**WHAT THE TASK ASKS**
Locate the string "Surveys" in the listing below. Copy every line where it is found.

**GIVEN DATA**
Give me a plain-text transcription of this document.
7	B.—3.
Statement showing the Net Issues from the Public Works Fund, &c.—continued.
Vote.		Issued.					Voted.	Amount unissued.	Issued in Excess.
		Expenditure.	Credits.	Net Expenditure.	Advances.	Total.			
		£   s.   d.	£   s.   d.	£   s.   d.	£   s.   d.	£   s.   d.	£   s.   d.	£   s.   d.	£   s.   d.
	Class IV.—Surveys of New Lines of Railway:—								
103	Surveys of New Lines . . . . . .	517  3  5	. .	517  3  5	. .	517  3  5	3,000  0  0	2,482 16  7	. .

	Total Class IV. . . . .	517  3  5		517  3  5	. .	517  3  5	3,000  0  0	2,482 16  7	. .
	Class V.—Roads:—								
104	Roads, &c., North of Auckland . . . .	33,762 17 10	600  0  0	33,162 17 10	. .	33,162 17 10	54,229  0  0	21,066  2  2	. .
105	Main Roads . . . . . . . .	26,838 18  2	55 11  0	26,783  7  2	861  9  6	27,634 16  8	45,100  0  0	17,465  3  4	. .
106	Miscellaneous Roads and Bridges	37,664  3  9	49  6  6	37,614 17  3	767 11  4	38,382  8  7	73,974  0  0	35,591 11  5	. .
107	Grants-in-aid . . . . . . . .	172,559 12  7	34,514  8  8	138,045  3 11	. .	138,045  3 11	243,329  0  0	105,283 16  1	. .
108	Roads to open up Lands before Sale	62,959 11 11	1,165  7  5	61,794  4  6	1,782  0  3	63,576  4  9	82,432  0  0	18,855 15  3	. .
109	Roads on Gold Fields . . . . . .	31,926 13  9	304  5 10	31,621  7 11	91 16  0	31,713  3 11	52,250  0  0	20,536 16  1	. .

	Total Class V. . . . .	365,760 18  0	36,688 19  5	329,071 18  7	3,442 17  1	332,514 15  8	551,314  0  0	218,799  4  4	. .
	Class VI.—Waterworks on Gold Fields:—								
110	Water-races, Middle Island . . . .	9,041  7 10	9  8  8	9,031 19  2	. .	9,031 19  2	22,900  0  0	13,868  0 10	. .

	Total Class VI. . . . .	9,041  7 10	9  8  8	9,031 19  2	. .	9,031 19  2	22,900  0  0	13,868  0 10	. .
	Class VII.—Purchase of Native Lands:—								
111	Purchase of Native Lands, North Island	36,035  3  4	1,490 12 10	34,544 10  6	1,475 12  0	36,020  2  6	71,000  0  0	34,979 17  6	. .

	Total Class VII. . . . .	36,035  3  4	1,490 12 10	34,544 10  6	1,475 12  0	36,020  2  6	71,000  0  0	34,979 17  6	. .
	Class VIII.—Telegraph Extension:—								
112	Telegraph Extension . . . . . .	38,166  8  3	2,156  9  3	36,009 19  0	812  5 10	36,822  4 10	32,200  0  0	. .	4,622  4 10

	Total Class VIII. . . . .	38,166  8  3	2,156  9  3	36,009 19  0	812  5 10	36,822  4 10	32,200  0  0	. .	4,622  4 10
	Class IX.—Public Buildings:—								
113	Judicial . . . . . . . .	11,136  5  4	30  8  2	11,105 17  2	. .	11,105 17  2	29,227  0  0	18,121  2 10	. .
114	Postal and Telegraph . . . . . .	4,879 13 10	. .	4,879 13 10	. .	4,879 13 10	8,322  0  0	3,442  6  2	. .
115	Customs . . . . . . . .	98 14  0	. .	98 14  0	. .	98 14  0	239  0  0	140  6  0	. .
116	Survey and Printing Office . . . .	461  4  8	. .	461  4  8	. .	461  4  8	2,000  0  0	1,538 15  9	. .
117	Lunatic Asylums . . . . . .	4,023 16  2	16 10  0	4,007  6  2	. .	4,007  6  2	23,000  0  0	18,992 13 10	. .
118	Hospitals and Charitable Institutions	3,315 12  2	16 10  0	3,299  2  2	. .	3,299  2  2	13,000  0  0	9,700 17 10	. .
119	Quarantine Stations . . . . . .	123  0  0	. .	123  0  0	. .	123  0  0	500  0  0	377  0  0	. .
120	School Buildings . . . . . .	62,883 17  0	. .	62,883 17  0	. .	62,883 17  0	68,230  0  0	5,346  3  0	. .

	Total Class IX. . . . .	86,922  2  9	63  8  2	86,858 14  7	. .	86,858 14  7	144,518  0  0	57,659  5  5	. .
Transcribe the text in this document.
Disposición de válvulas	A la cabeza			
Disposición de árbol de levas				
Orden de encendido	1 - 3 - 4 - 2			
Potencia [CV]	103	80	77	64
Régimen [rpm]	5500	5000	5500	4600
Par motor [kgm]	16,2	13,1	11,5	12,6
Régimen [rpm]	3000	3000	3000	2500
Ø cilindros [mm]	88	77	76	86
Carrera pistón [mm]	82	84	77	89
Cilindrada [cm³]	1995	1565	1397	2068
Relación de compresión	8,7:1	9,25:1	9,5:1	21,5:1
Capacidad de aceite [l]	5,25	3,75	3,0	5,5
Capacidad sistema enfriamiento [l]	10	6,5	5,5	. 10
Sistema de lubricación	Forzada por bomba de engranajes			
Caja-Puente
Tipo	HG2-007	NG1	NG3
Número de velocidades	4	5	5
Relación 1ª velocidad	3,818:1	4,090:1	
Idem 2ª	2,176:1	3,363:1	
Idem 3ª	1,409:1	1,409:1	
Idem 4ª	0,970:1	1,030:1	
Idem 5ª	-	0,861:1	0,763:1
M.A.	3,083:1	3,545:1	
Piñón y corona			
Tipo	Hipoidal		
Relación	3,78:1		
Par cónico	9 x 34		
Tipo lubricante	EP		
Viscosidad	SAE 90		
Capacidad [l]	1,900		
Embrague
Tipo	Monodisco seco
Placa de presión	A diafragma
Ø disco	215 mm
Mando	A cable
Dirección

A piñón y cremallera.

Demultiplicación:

**COMPLETED EXERCISE**
	Class IV.—Surveys of New Lines of Railway:—								
103	Surveys of New Lines . . . . . .	517  3  5	. .	517  3  5	. .	517  3  5	3,000  0  0	2,482 16  7	. .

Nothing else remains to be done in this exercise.